PROBLEM REQUIREMENTS: From the records below, copy every line that contains the word "Crna".
********************
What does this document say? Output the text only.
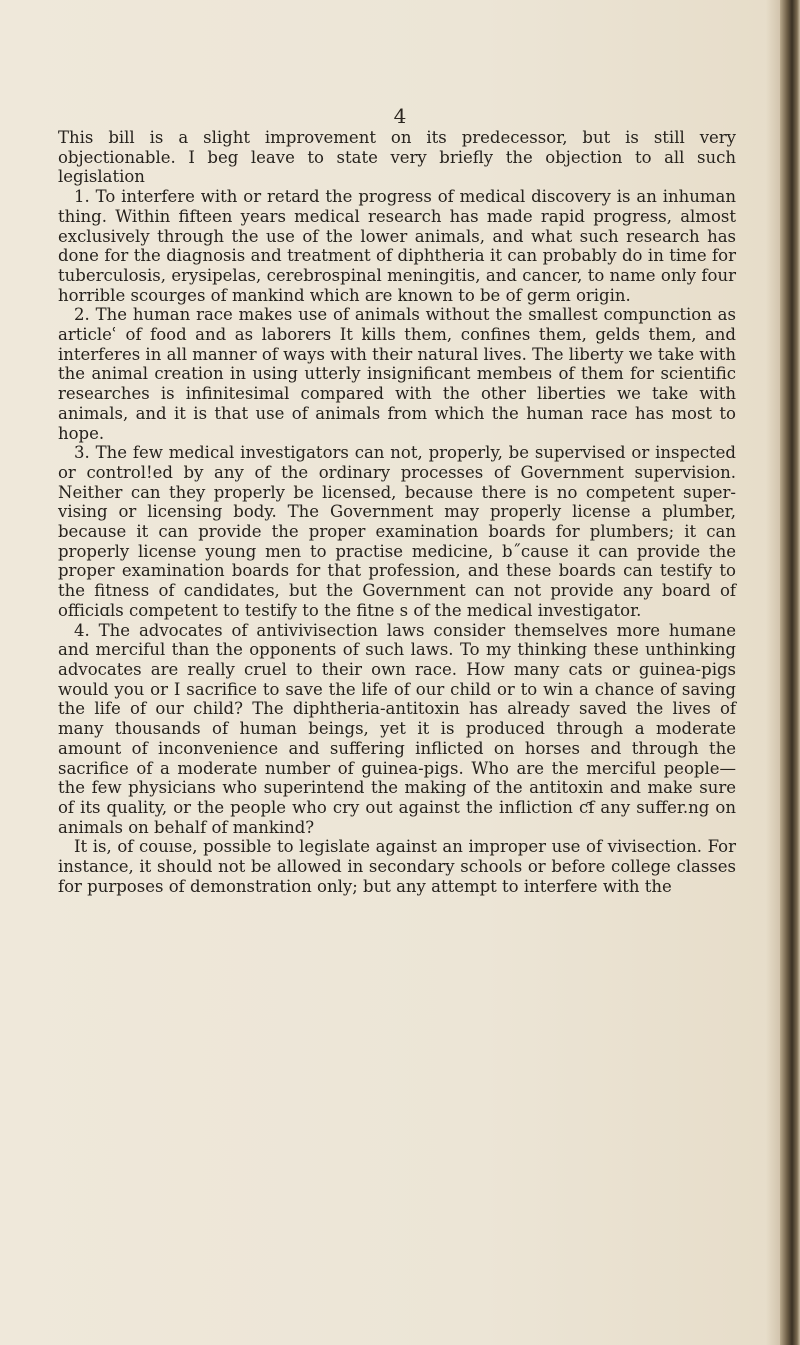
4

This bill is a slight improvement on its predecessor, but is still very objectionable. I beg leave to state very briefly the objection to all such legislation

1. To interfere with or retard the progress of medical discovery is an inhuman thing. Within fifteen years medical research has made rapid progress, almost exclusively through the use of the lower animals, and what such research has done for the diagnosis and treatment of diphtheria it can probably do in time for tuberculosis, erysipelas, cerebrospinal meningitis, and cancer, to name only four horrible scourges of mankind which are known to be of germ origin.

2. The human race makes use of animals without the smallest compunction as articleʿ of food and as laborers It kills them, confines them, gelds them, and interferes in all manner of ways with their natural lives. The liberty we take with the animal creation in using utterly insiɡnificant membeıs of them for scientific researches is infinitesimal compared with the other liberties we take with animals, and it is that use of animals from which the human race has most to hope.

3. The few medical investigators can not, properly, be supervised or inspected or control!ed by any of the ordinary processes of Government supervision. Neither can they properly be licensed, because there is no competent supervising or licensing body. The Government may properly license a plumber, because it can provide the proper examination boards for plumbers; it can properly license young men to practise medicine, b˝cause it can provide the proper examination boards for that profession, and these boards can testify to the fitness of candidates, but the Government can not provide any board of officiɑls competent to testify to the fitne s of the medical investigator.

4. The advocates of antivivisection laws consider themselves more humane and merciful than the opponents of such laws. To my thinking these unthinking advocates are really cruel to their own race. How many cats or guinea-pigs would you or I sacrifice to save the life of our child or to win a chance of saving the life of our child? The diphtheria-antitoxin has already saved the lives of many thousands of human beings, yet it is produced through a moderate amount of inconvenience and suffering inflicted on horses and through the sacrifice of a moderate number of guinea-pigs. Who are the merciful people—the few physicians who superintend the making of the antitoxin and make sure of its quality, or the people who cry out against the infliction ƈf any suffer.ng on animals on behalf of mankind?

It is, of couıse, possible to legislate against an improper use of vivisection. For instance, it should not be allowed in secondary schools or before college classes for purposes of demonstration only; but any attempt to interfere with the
********************
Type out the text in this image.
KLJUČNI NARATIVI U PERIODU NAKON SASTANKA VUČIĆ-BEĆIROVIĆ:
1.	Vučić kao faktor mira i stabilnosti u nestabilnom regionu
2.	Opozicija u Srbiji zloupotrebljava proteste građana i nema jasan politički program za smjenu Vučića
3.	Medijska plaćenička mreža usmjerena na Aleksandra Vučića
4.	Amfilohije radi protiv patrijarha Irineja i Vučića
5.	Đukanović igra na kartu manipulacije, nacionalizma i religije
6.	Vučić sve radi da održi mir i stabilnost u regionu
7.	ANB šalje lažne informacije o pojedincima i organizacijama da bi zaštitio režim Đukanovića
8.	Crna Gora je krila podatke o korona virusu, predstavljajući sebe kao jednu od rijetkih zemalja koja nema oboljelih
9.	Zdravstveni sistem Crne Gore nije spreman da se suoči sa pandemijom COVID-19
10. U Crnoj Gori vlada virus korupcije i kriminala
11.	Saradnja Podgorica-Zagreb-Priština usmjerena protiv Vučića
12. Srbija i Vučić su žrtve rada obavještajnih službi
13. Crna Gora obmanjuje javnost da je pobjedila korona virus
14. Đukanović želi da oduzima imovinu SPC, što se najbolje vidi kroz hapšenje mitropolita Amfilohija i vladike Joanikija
********************
SOLVED PROBLEM:
8.	Crna Gora je krila podatke o korona virusu, predstavljajući sebe kao jednu od rijetkih zemalja koja nema oboljelih
13. Crna Gora obmanjuje javnost da je pobjedila korona virus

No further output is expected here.